#### [Your task]
Repeat the records below exactly.

#### [Provided records]

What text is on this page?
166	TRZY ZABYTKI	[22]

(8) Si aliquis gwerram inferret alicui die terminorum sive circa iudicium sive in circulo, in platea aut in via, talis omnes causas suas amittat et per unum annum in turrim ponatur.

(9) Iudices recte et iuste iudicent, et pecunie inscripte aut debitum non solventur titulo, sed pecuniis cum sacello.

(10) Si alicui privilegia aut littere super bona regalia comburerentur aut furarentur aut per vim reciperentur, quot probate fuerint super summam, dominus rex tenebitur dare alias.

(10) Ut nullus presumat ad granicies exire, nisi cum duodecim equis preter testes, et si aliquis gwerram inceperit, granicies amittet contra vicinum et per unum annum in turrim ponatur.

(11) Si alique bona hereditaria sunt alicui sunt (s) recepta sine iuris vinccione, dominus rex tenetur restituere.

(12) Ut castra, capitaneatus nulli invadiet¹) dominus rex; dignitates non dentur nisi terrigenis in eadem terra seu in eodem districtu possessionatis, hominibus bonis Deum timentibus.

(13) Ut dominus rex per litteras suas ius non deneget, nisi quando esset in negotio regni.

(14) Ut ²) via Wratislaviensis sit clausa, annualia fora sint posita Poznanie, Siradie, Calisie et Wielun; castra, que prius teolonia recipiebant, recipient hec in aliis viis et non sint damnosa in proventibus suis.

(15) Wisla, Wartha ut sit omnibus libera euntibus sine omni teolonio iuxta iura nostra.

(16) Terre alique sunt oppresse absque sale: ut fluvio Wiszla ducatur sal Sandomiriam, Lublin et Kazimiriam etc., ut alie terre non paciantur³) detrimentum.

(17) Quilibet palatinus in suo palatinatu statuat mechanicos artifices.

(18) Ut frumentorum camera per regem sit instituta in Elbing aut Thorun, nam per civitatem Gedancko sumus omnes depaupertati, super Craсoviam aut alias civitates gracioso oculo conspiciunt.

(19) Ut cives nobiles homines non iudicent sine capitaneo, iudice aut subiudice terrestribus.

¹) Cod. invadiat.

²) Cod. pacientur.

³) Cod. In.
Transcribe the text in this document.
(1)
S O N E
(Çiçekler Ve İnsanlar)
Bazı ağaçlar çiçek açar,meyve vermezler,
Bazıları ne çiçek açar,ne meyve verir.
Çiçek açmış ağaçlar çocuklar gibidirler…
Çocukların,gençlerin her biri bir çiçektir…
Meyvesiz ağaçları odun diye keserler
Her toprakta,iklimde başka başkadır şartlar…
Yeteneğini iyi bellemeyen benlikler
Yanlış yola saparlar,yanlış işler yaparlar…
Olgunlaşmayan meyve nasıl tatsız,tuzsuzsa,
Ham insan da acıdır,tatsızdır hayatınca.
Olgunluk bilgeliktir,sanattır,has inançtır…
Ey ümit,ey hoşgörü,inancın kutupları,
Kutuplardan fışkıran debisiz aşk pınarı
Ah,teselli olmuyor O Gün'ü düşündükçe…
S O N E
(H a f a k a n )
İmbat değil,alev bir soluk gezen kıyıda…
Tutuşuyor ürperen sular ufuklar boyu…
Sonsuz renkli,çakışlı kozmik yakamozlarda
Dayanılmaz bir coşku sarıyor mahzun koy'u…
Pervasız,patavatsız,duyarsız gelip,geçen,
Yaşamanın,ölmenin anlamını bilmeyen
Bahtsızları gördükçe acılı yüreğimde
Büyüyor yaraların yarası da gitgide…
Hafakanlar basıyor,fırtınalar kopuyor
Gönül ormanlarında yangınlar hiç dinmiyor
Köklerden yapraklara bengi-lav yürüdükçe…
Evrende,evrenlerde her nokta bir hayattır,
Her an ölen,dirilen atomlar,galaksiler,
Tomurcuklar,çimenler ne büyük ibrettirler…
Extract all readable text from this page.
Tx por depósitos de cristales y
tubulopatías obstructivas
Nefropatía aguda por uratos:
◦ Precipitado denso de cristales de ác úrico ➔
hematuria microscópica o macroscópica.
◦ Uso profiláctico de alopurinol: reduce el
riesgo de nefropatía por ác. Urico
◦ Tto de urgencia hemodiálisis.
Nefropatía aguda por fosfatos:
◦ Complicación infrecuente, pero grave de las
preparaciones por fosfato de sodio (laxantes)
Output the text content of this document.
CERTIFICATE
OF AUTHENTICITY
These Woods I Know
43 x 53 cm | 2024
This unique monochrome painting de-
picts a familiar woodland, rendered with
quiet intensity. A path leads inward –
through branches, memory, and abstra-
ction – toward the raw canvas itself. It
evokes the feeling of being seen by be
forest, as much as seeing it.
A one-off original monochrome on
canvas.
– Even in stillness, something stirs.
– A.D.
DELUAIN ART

#### [Final result]
What text is on this page?
166	TRZY ZABYTKI	[22]

(8) Si aliquis gwerram inferret alicui die terminorum sive circa iudicium sive in circulo, in platea aut in via, talis omnes causas suas amittat et per unum annum in turrim ponatur.

(9) Iudices recte et iuste iudicent, et pecunie inscripte aut debitum non solventur titulo, sed pecuniis cum sacello.

(10) Si alicui privilegia aut littere super bona regalia comburerentur aut furarentur aut per vim reciperentur, quot probate fuerint super summam, dominus rex tenebitur dare alias.

(10) Ut nullus presumat ad granicies exire, nisi cum duodecim equis preter testes, et si aliquis gwerram inceperit, granicies amittet contra vicinum et per unum annum in turrim ponatur.

(11) Si alique bona hereditaria sunt alicui sunt (s) recepta sine iuris vinccione, dominus rex tenetur restituere.

(12) Ut castra, capitaneatus nulli invadiet¹) dominus rex; dignitates non dentur nisi terrigenis in eadem terra seu in eodem districtu possessionatis, hominibus bonis Deum timentibus.

(13) Ut dominus rex per litteras suas ius non deneget, nisi quando esset in negotio regni.

(14) Ut ²) via Wratislaviensis sit clausa, annualia fora sint posita Poznanie, Siradie, Calisie et Wielun; castra, que prius teolonia recipiebant, recipient hec in aliis viis et non sint damnosa in proventibus suis.

(15) Wisla, Wartha ut sit omnibus libera euntibus sine omni teolonio iuxta iura nostra.

(16) Terre alique sunt oppresse absque sale: ut fluvio Wiszla ducatur sal Sandomiriam, Lublin et Kazimiriam etc., ut alie terre non paciantur³) detrimentum.

(17) Quilibet palatinus in suo palatinatu statuat mechanicos artifices.

(18) Ut frumentorum camera per regem sit instituta in Elbing aut Thorun, nam per civitatem Gedancko sumus omnes depaupertati, super Craсoviam aut alias civitates gracioso oculo conspiciunt.

(19) Ut cives nobiles homines non iudicent sine capitaneo, iudice aut subiudice terrestribus.

¹) Cod. invadiat.

²) Cod. pacientur.

³) Cod. In.
Transcribe the text in this document.
(1)
S O N E
(Çiçekler Ve İnsanlar)
Bazı ağaçlar çiçek açar,meyve vermezler,
Bazıları ne çiçek açar,ne meyve verir.
Çiçek açmış ağaçlar çocuklar gibidirler…
Çocukların,gençlerin her biri bir çiçektir…
Meyvesiz ağaçları odun diye keserler
Her toprakta,iklimde başka başkadır şartlar…
Yeteneğini iyi bellemeyen benlikler
Yanlış yola saparlar,yanlış işler yaparlar…
Olgunlaşmayan meyve nasıl tatsız,tuzsuzsa,
Ham insan da acıdır,tatsızdır hayatınca.
Olgunluk bilgeliktir,sanattır,has inançtır…
Ey ümit,ey hoşgörü,inancın kutupları,
Kutuplardan fışkıran debisiz aşk pınarı
Ah,teselli olmuyor O Gün'ü düşündükçe…
S O N E
(H a f a k a n )
İmbat değil,alev bir soluk gezen kıyıda…
Tutuşuyor ürperen sular ufuklar boyu…
Sonsuz renkli,çakışlı kozmik yakamozlarda
Dayanılmaz bir coşku sarıyor mahzun koy'u…
Pervasız,patavatsız,duyarsız gelip,geçen,
Yaşamanın,ölmenin anlamını bilmeyen
Bahtsızları gördükçe acılı yüreğimde
Büyüyor yaraların yarası da gitgide…
Hafakanlar basıyor,fırtınalar kopuyor
Gönül ormanlarında yangınlar hiç dinmiyor
Köklerden yapraklara bengi-lav yürüdükçe…
Evrende,evrenlerde her nokta bir hayattır,
Her an ölen,dirilen atomlar,galaksiler,
Tomurcuklar,çimenler ne büyük ibrettirler…
Extract all readable text from this page.
Tx por depósitos de cristales y
tubulopatías obstructivas
Nefropatía aguda por uratos:
◦ Precipitado denso de cristales de ác úrico ➔
hematuria microscópica o macroscópica.
◦ Uso profiláctico de alopurinol: reduce el
riesgo de nefropatía por ác. Urico
◦ Tto de urgencia hemodiálisis.
Nefropatía aguda por fosfatos:
◦ Complicación infrecuente, pero grave de las
preparaciones por fosfato de sodio (laxantes)
Output the text content of this document.
CERTIFICATE
OF AUTHENTICITY
These Woods I Know
43 x 53 cm | 2024
This unique monochrome painting de-
picts a familiar woodland, rendered with
quiet intensity. A path leads inward –
through branches, memory, and abstra-
ction – toward the raw canvas itself. It
evokes the feeling of being seen by be
forest, as much as seeing it.
A one-off original monochrome on
canvas.
– Even in stillness, something stirs.
– A.D.
DELUAIN ART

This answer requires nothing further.